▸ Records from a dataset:

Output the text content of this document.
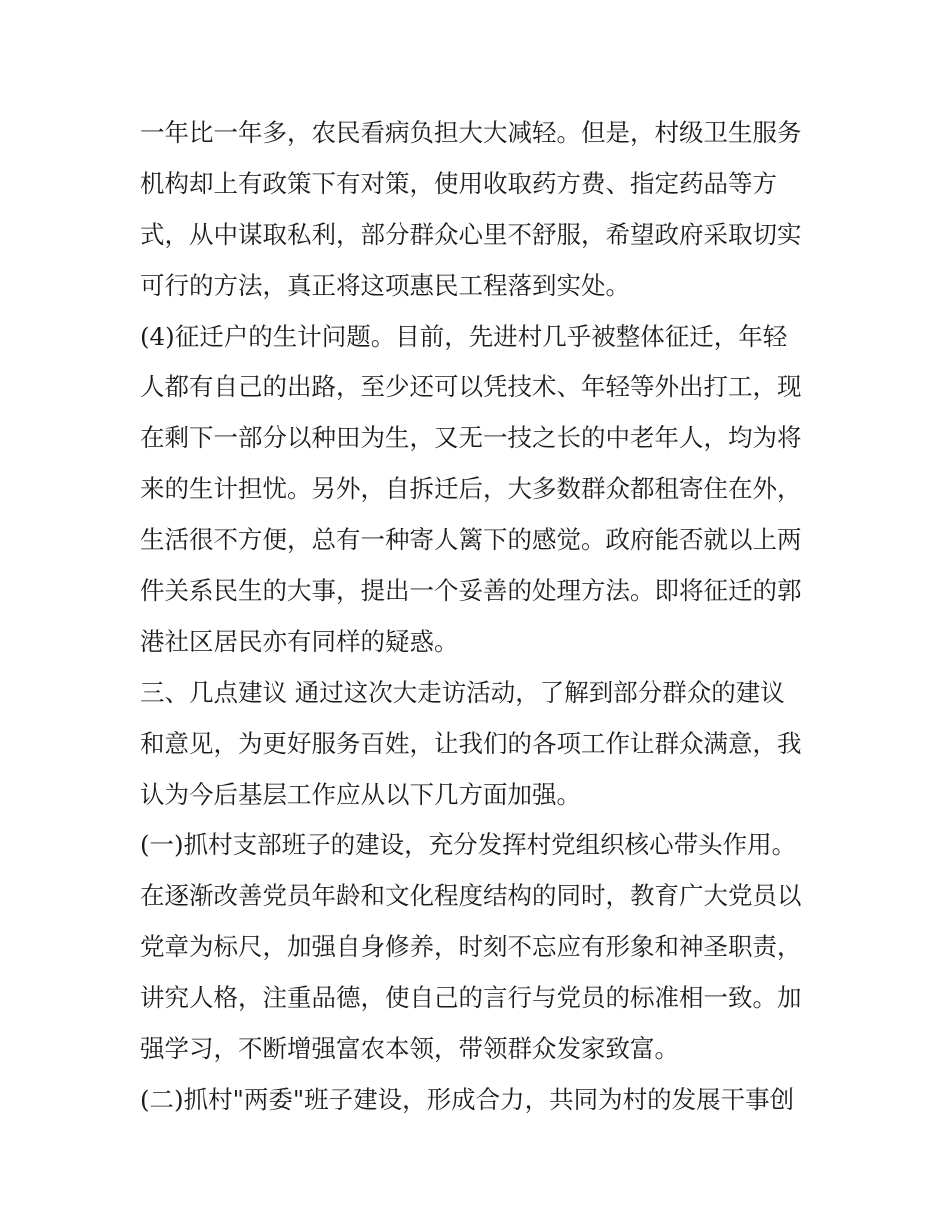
一年比一年多，农民看病负担大大减轻。但是，村级卫生服务
机构却上有政策下有对策，使用收取药方费、指定药品等方
式，从中谋取私利，部分群众心里不舒服，希望政府采取切实
可行的方法，真正将这项惠民工程落到实处。
(4)征迁户的生计问题。目前，先进村几乎被整体征迁，年轻
人都有自己的出路，至少还可以凭技术、年轻等外出打工，现
在剩下一部分以种田为生，又无一技之长的中老年人，均为将
来的生计担忧。另外，自拆迁后，大多数群众都租寄住在外，
生活很不方便，总有一种寄人篱下的感觉。政府能否就以上两
件关系民生的大事，提出一个妥善的处理方法。即将征迁的郭
港社区居民亦有同样的疑惑。
三、几点建议 通过这次大走访活动，了解到部分群众的建议
和意见，为更好服务百姓，让我们的各项工作让群众满意，我
认为今后基层工作应从以下几方面加强。
(一)抓村支部班子的建设，充分发挥村党组织核心带头作用。
在逐渐改善党员年龄和文化程度结构的同时，教育广大党员以
党章为标尺，加强自身修养，时刻不忘应有形象和神圣职责，
讲究人格，注重品德，使自己的言行与党员的标准相一致。加
强学习，不断增强富农本领，带领群众发家致富。
(二)抓村"两委"班子建设，形成合力，共同为村的发展干事创
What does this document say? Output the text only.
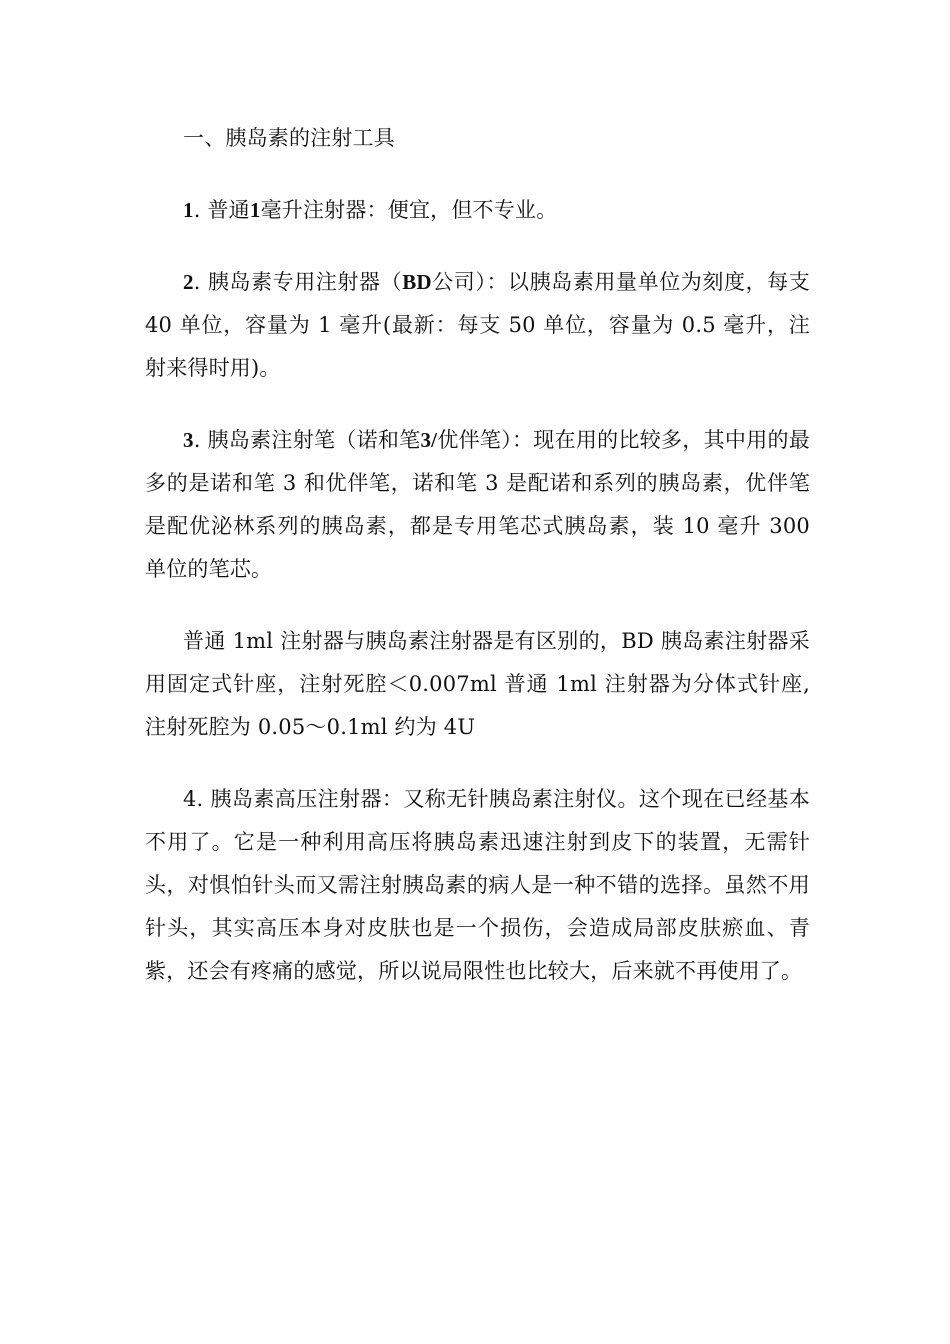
一、胰岛素的注射工具

1. 普通1毫升注射器：便宜，但不专业。

2. 胰岛素专用注射器（BD公司）：以胰岛素用量单位为刻度，每支 40 单位，容量为 1 毫升(最新：每支 50 单位，容量为 0.5 毫升，注射来得时用)。

3. 胰岛素注射笔（诺和笔3/优伴笔）：现在用的比较多，其中用的最多的是诺和笔 3 和优伴笔，诺和笔 3 是配诺和系列的胰岛素，优伴笔是配优泌林系列的胰岛素，都是专用笔芯式胰岛素，装 10 毫升 300 单位的笔芯。

普通 1ml 注射器与胰岛素注射器是有区别的，BD 胰岛素注射器采用固定式针座，注射死腔＜0.007ml 普通 1ml 注射器为分体式针座,注射死腔为 0.05～0.1ml 约为 4U

4. 胰岛素高压注射器：又称无针胰岛素注射仪。这个现在已经基本不用了。它是一种利用高压将胰岛素迅速注射到皮下的装置，无需针头，对惧怕针头而又需注射胰岛素的病人是一种不错的选择。虽然不用针头，其实高压本身对皮肤也是一个损伤，会造成局部皮肤瘀血、青紫，还会有疼痛的感觉，所以说局限性也比较大，后来就不再使用了。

▸ Task to complete: Locate each line containing the string "document" and show it.

▸ Response for this exercise:
Output the text content of this document.
What does this document say? Output the text only.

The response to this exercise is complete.